WRITTEN PROBLEM: Count every line that holds the string "intro", and report the number alone.

Stored data

——

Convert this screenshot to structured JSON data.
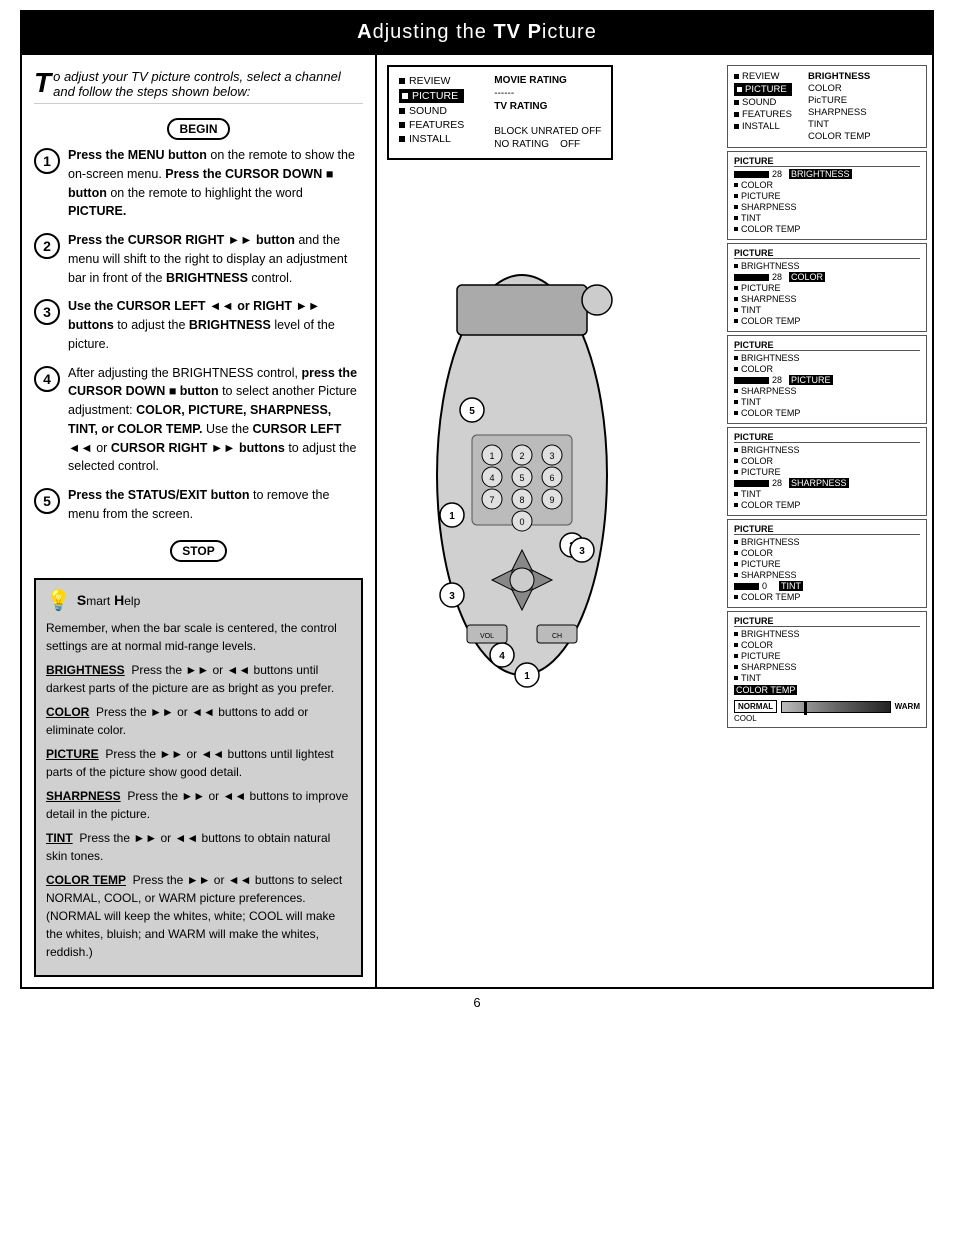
{
  "header": {
    "title": "Adjusting the TV Picture",
    "title_parts": [
      "Adjusting the ",
      "TV",
      " Picture"
    ]
  },
  "intro": {
    "text": "o adjust your TV picture controls, select a channel and follow the steps shown below:",
    "drop_cap": "T"
  },
  "begin_label": "BEGIN",
  "stop_label": "STOP",
  "steps": [
    {
      "num": "1",
      "text": "Press the MENU button on the remote to show the on-screen menu. Press the CURSOR DOWN ■ button on the remote to highlight the word PICTURE."
    },
    {
      "num": "2",
      "text": "Press the CURSOR RIGHT ►► button and the menu will shift to the right to display an adjustment bar in front of the BRIGHTNESS control."
    },
    {
      "num": "3",
      "text": "Use the CURSOR LEFT ◄◄ or RIGHT ►► buttons to adjust the BRIGHTNESS level of the picture."
    },
    {
      "num": "4",
      "text": "After adjusting the BRIGHTNESS control, press the CURSOR DOWN ■ button to select another Picture adjustment: COLOR, PICTURE, SHARPNESS, TINT, or COLOR TEMP. Use the CURSOR LEFT ◄◄ or CURSOR RIGHT ►► buttons to adjust the selected control."
    },
    {
      "num": "5",
      "text": "Press the STATUS/EXIT button to remove the menu from the screen."
    }
  ],
  "smart_help": {
    "title": "Smart Help",
    "intro": "Remember, when the bar scale is centered, the control settings are at normal mid-range levels.",
    "items": [
      {
        "label": "BRIGHTNESS",
        "text": "Press the ►► or ◄◄ buttons until darkest parts of the picture are as bright as you prefer."
      },
      {
        "label": "COLOR",
        "text": "Press the ►► or ◄◄ buttons to add or eliminate color."
      },
      {
        "label": "PICTURE",
        "text": "Press the ►► or ◄◄ buttons until lightest parts of the picture show good detail."
      },
      {
        "label": "SHARPNESS",
        "text": "Press the ►► or ◄◄ buttons to improve detail in the picture."
      },
      {
        "label": "TINT",
        "text": "Press the ►► or ◄◄ buttons to obtain natural skin tones."
      },
      {
        "label": "COLOR TEMP",
        "text": "Press the ►► or ◄◄ buttons to select NORMAL, COOL, or WARM picture preferences. (NORMAL will keep the whites, white; COOL will make the whites, bluish; and WARM will make the whites, reddish.)"
      }
    ]
  },
  "first_menu": {
    "items": [
      "REVIEW",
      "PICTURE",
      "SOUND",
      "FEATURES",
      "INSTALL"
    ],
    "right_items": [
      "MOVIE RATING",
      "------",
      "TV RATING",
      "",
      "BLOCK UNRATED OFF",
      "NO RATING    OFF"
    ]
  },
  "second_menu": {
    "title": "",
    "items": [
      "REVIEW",
      "PICTURE",
      "SOUND",
      "FEATURES",
      "INSTALL"
    ],
    "sub_items": [
      "BRIGHTNESS",
      "COLOR",
      "PICTURE",
      "SHARPNESS",
      "TINT",
      "COLOR TEMP"
    ]
  },
  "cascade_menus": [
    {
      "title": "PICTURE",
      "value": "28",
      "active": "BRIGHTNESS",
      "items": [
        "BRIGHTNESS",
        "COLOR",
        "PICTURE",
        "SHARPNESS",
        "TINT",
        "COLOR TEMP"
      ]
    },
    {
      "title": "PICTURE",
      "value": "28",
      "active": "COLOR",
      "items": [
        "BRIGHTNESS",
        "COLOR",
        "PICTURE",
        "SHARPNESS",
        "TINT",
        "COLOR TEMP"
      ]
    },
    {
      "title": "PICTURE",
      "value": "28",
      "active": "PICTURE",
      "items": [
        "BRIGHTNESS",
        "COLOR",
        "PICTURE",
        "SHARPNESS",
        "TINT",
        "COLOR TEMP"
      ]
    },
    {
      "title": "PICTURE",
      "value": "28",
      "active": "SHARPNESS",
      "items": [
        "BRIGHTNESS",
        "COLOR",
        "PICTURE",
        "SHARPNESS",
        "TINT",
        "COLOR TEMP"
      ]
    },
    {
      "title": "PICTURE",
      "value": "0",
      "active": "TINT",
      "items": [
        "BRIGHTNESS",
        "COLOR",
        "PICTURE",
        "SHARPNESS",
        "TINT",
        "COLOR TEMP"
      ]
    },
    {
      "title": "PICTURE",
      "value": "",
      "active": "COLOR TEMP",
      "items": [
        "BRIGHTNESS",
        "COLOR",
        "PICTURE",
        "SHARPNESS",
        "TINT",
        "COLOR TEMP"
      ],
      "colortemp": true,
      "normal_label": "NORMAL",
      "cool_label": "COOL",
      "warm_label": "WARM"
    }
  ],
  "page_number": "6",
  "step_labels_on_diagram": [
    "1",
    "2",
    "3",
    "4",
    "5"
  ]
}
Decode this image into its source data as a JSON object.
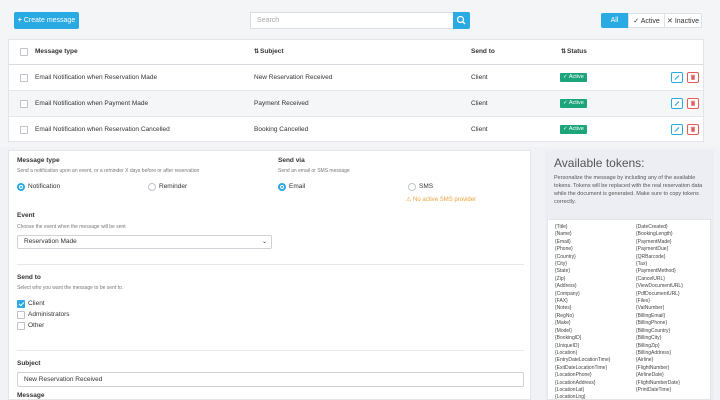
{
  "toolbar": {
    "create_label": "Create message",
    "search_placeholder": "Search",
    "filters": [
      "All",
      "Active",
      "Inactive"
    ]
  },
  "table": {
    "headers": [
      "Message type",
      "Subject",
      "Send to",
      "Status"
    ],
    "rows": [
      {
        "type": "Email Notification when Reservation Made",
        "subject": "New Reservation Received",
        "send_to": "Client",
        "status": "Active"
      },
      {
        "type": "Email Notification when Payment Made",
        "subject": "Payment Received",
        "send_to": "Client",
        "status": "Active"
      },
      {
        "type": "Email Notification when Reservation Cancelled",
        "subject": "Booking Cancelled",
        "send_to": "Client",
        "status": "Active"
      }
    ]
  },
  "form": {
    "message_type_label": "Message type",
    "message_type_hint": "Send a notification upon an event, or a reminder X days before or after reservation",
    "message_type_options": [
      "Notification",
      "Reminder"
    ],
    "send_via_label": "Send via",
    "send_via_hint": "Send an email or SMS message",
    "send_via_options": [
      "Email",
      "SMS"
    ],
    "sms_warning": "No active SMS provider",
    "event_label": "Event",
    "event_hint": "Choose the event when the message will be sent",
    "event_value": "Reservation Made",
    "send_to_label": "Send to",
    "send_to_hint": "Select who you want the message to be sent to.",
    "send_to_options": [
      "Client",
      "Administrators",
      "Other"
    ],
    "subject_label": "Subject",
    "subject_value": "New Reservation Received",
    "message_label": "Message"
  },
  "tokens": {
    "title": "Available tokens:",
    "description": "Personalize the message by including any of the available tokens. Tokens will be replaced with the real reservation data while the document is generated. Make sure to copy tokens correctly.",
    "col1": [
      "{Title}",
      "{Name}",
      "{Email}",
      "{Phone}",
      "{Country}",
      "{City}",
      "{State}",
      "{Zip}",
      "{Address}",
      "{Company}",
      "{FAX}",
      "{Notes}",
      "{RegNo}",
      "{Make}",
      "{Model}",
      "{BookingID}",
      "{UniqueID}",
      "{Location}",
      "{EntryDateLocationTime}",
      "{ExitDateLocationTime}",
      "{LocationPhone}",
      "{LocationAddress}",
      "{LocationLat}",
      "{LocationLng}"
    ],
    "col2": [
      "{DateCreated}",
      "{BookingLength}",
      "{PaymentMade}",
      "{PaymentDue}",
      "{QRBarcode}",
      "{Tax}",
      "{PaymentMethod}",
      "{CancelURL}",
      "{ViewDocumentURL}",
      "{PdfDocumentURL}",
      "{Files}",
      "{VatNumber}",
      "{BillingEmail}",
      "{BillingPhone}",
      "{BillingCountry}",
      "{BillingCity}",
      "{BillingZip}",
      "{BillingAddress}",
      "{Airline}",
      "{FlightNumber}",
      "{AirlineDate}",
      "{FlightNumberDate}",
      "{PrintDateTime}"
    ]
  }
}
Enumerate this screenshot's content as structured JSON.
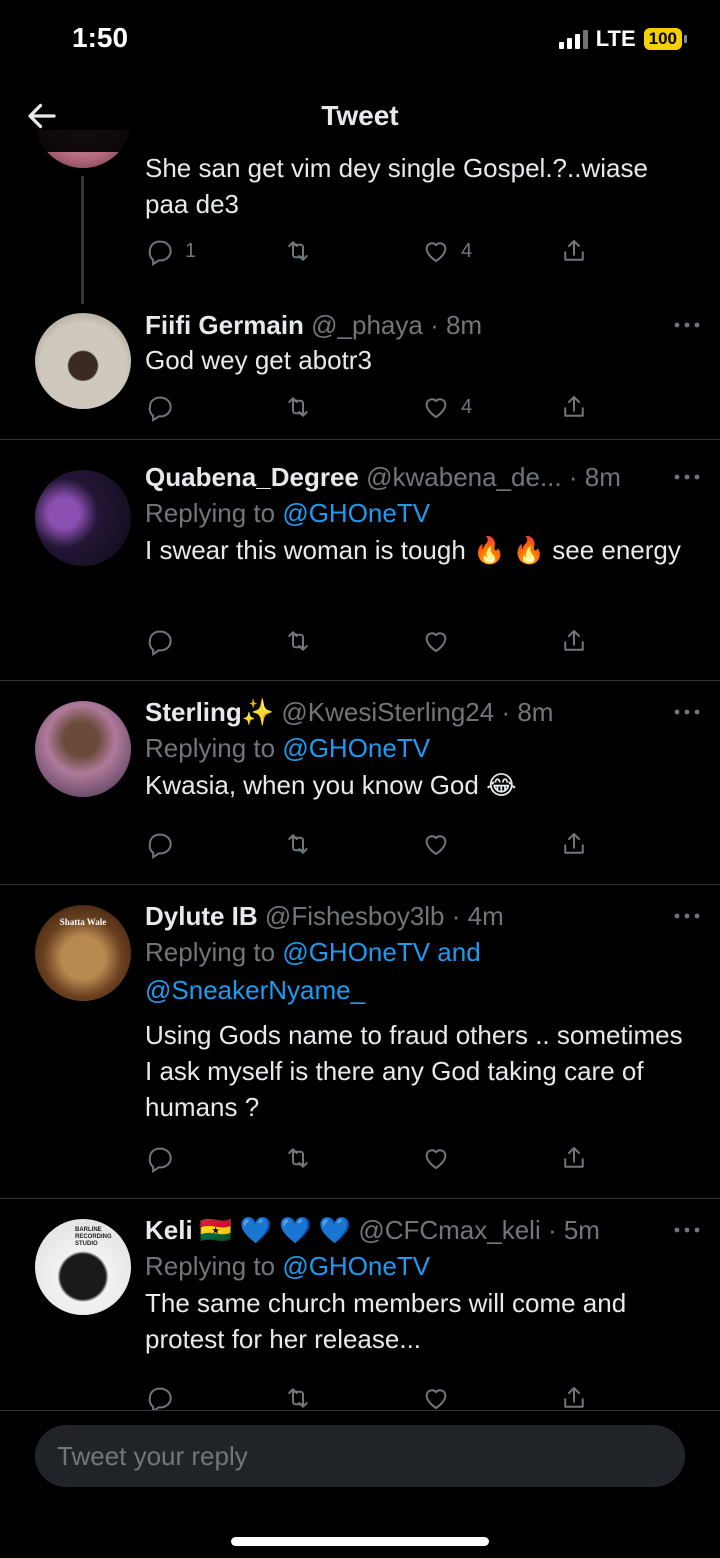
{
  "status": {
    "time": "1:50",
    "network": "LTE",
    "battery": "100"
  },
  "nav": {
    "title": "Tweet"
  },
  "tweets": [
    {
      "text": "She san get vim dey single Gospel.?..wiase paa de3",
      "replies": "1",
      "likes": "4"
    },
    {
      "name": "Fiifi Germain",
      "handle": "@_phaya",
      "time": "· 8m",
      "text": "God wey get abotr3",
      "likes": "4"
    },
    {
      "name": "Quabena_Degree",
      "handle": "@kwabena_de...",
      "time": "· 8m",
      "reply_prefix": "Replying to",
      "reply_mentions": "@GHOneTV",
      "text": "I swear this woman is tough 🔥 🔥 see energy"
    },
    {
      "name": "Sterling✨",
      "handle": "@KwesiSterling24",
      "time": "· 8m",
      "reply_prefix": "Replying to",
      "reply_mentions": "@GHOneTV",
      "text": "Kwasia, when you know God 😂"
    },
    {
      "name": "Dylute IB",
      "handle": "@Fishesboy3lb",
      "time": "· 4m",
      "reply_prefix": "Replying to",
      "reply_mentions": "@GHOneTV and @SneakerNyame_",
      "text": "Using Gods name to fraud others .. sometimes I ask myself is there any God taking care of humans ?"
    },
    {
      "name": "Keli 🇬🇭 💙 💙 💙",
      "handle": "@CFCmax_keli",
      "time": "· 5m",
      "reply_prefix": "Replying to",
      "reply_mentions": "@GHOneTV",
      "text": "The same church members will come and protest for her release..."
    }
  ],
  "avatar_labels": {
    "dylute": "Shatta Wale",
    "keli": "BARLINE RECORDING STUDIO"
  },
  "compose": {
    "placeholder": "Tweet your reply"
  },
  "colors": {
    "accent": "#1d9bf0",
    "muted": "#71767b",
    "background": "#000000",
    "battery": "#f5d000"
  }
}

——

RESULT BELOW: 2